Dataset items
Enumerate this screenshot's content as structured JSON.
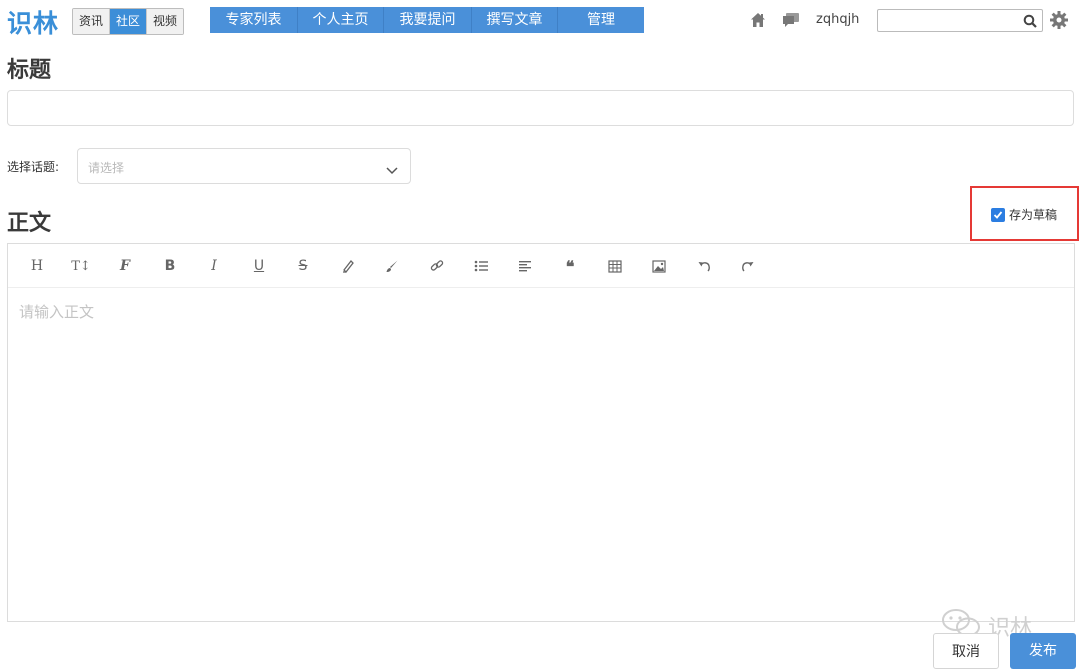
{
  "app": {
    "logo": "识林"
  },
  "segment_tabs": [
    {
      "label": "资讯",
      "active": false
    },
    {
      "label": "社区",
      "active": true
    },
    {
      "label": "视频",
      "active": false
    }
  ],
  "main_nav": [
    "专家列表",
    "个人主页",
    "我要提问",
    "撰写文章",
    "管理"
  ],
  "header": {
    "username": "zqhqjh",
    "search_placeholder": "",
    "icons": [
      "home-icon",
      "message-icon",
      "search-icon",
      "gear-icon"
    ]
  },
  "form": {
    "title_heading": "标题",
    "title_value": "",
    "topic_label": "选择话题:",
    "topic_placeholder": "请选择",
    "body_heading": "正文",
    "save_draft_label": "存为草稿",
    "save_draft_checked": true,
    "body_placeholder": "请输入正文"
  },
  "toolbar": [
    "heading-icon",
    "font-size-icon",
    "font-family-icon",
    "bold-icon",
    "italic-icon",
    "underline-icon",
    "strikethrough-icon",
    "highlight-icon",
    "brush-icon",
    "link-icon",
    "bulleted-list-icon",
    "align-icon",
    "quote-icon",
    "table-icon",
    "image-icon",
    "undo-icon",
    "redo-icon"
  ],
  "buttons": {
    "cancel": "取消",
    "publish": "发布"
  },
  "watermark": {
    "text": "识林"
  },
  "colors": {
    "accent": "#4a90d9",
    "logo": "#3a8fd8",
    "highlight_box": "#e53935"
  }
}
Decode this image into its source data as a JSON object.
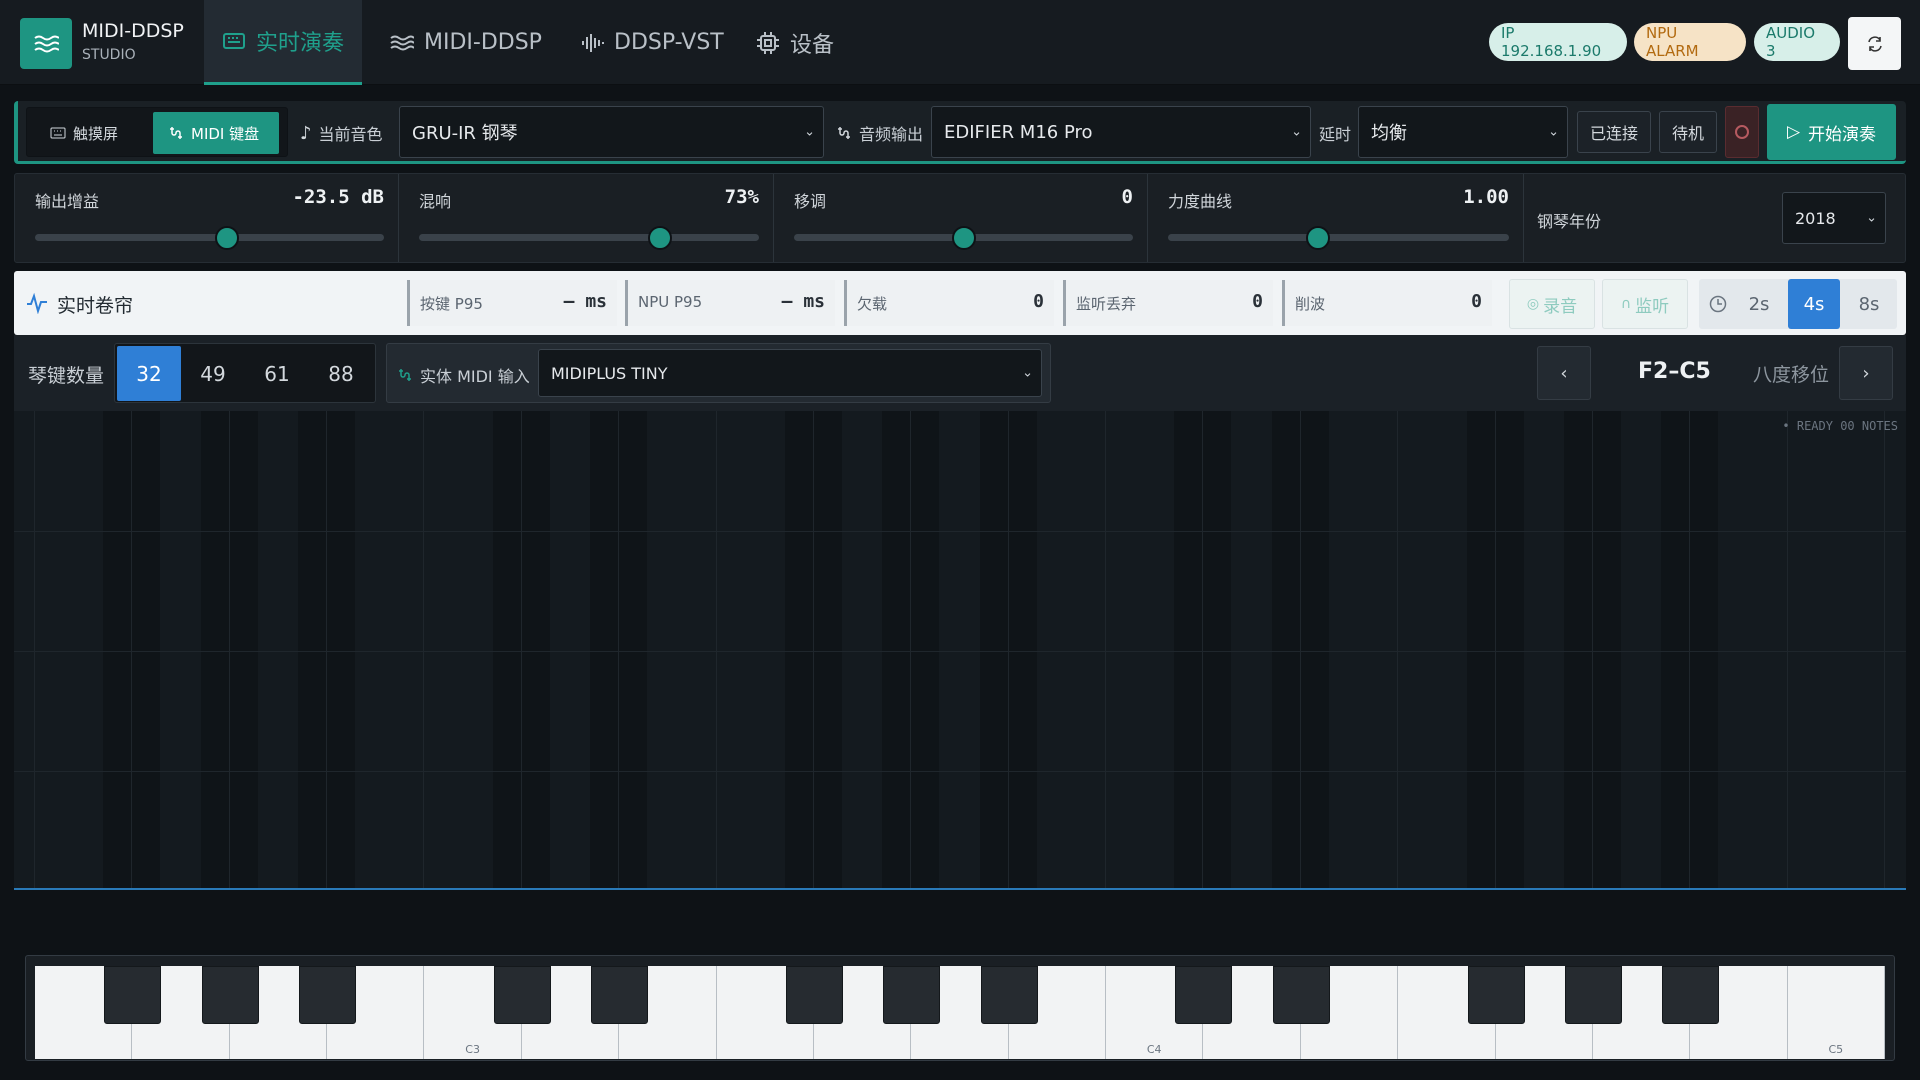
{
  "brand": {
    "title": "MIDI-DDSP",
    "subtitle": "STUDIO"
  },
  "nav": {
    "tabs": [
      {
        "label": "实时演奏",
        "icon": "keyboard-icon",
        "active": true
      },
      {
        "label": "MIDI-DDSP",
        "icon": "waves-icon",
        "active": false
      },
      {
        "label": "DDSP-VST",
        "icon": "audio-bars-icon",
        "active": false
      },
      {
        "label": "设备",
        "icon": "chip-icon",
        "active": false
      }
    ]
  },
  "status": {
    "ip": "IP 192.168.1.90",
    "npu": "NPU ALARM",
    "audio": "AUDIO 3"
  },
  "colors": {
    "accent": "#1e9582",
    "blue": "#2f7fd6",
    "npu_pill": "#f6e3c6",
    "ok_pill": "#d7efe9"
  },
  "toolbar": {
    "input_modes": [
      "触摸屏",
      "MIDI 键盘"
    ],
    "tone_label": "当前音色",
    "tone_value": "GRU-IR 钢琴",
    "output_label": "音频输出",
    "output_value": "EDIFIER M16 Pro",
    "latency_label": "延时",
    "latency_value": "均衡",
    "connected": "已连接",
    "standby": "待机",
    "start": "开始演奏"
  },
  "sliders": [
    {
      "name": "输出增益",
      "value": "-23.5 dB",
      "level": 0.55
    },
    {
      "name": "混响",
      "value": "73%",
      "level": 0.71
    },
    {
      "name": "移调",
      "value": "0",
      "level": 0.5
    },
    {
      "name": "力度曲线",
      "value": "1.00",
      "level": 0.44
    }
  ],
  "piano_year": {
    "label": "钢琴年份",
    "value": "2018"
  },
  "roll": {
    "title": "实时卷帘",
    "metrics": [
      {
        "name": "按键 P95",
        "value": "— ms"
      },
      {
        "name": "NPU P95",
        "value": "— ms"
      },
      {
        "name": "欠载",
        "value": "0"
      },
      {
        "name": "监听丢弃",
        "value": "0"
      },
      {
        "name": "削波",
        "value": "0"
      }
    ],
    "record": "录音",
    "monitor": "监听",
    "windows": [
      "2s",
      "4s",
      "8s"
    ],
    "active_window": "4s",
    "status": "• READY 00 NOTES"
  },
  "keys": {
    "label": "琴键数量",
    "options": [
      "32",
      "49",
      "61",
      "88"
    ],
    "selected": "32",
    "midi_label": "实体 MIDI 输入",
    "midi_value": "MIDIPLUS TINY",
    "range": "F2–C5",
    "octave_label": "八度移位"
  },
  "keyboard": {
    "labels": [
      "C3",
      "C4",
      "C5"
    ]
  }
}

**Stated problem:** Check each line of these records for the string "level" and state only how many lines have it.

**Task answer:** 4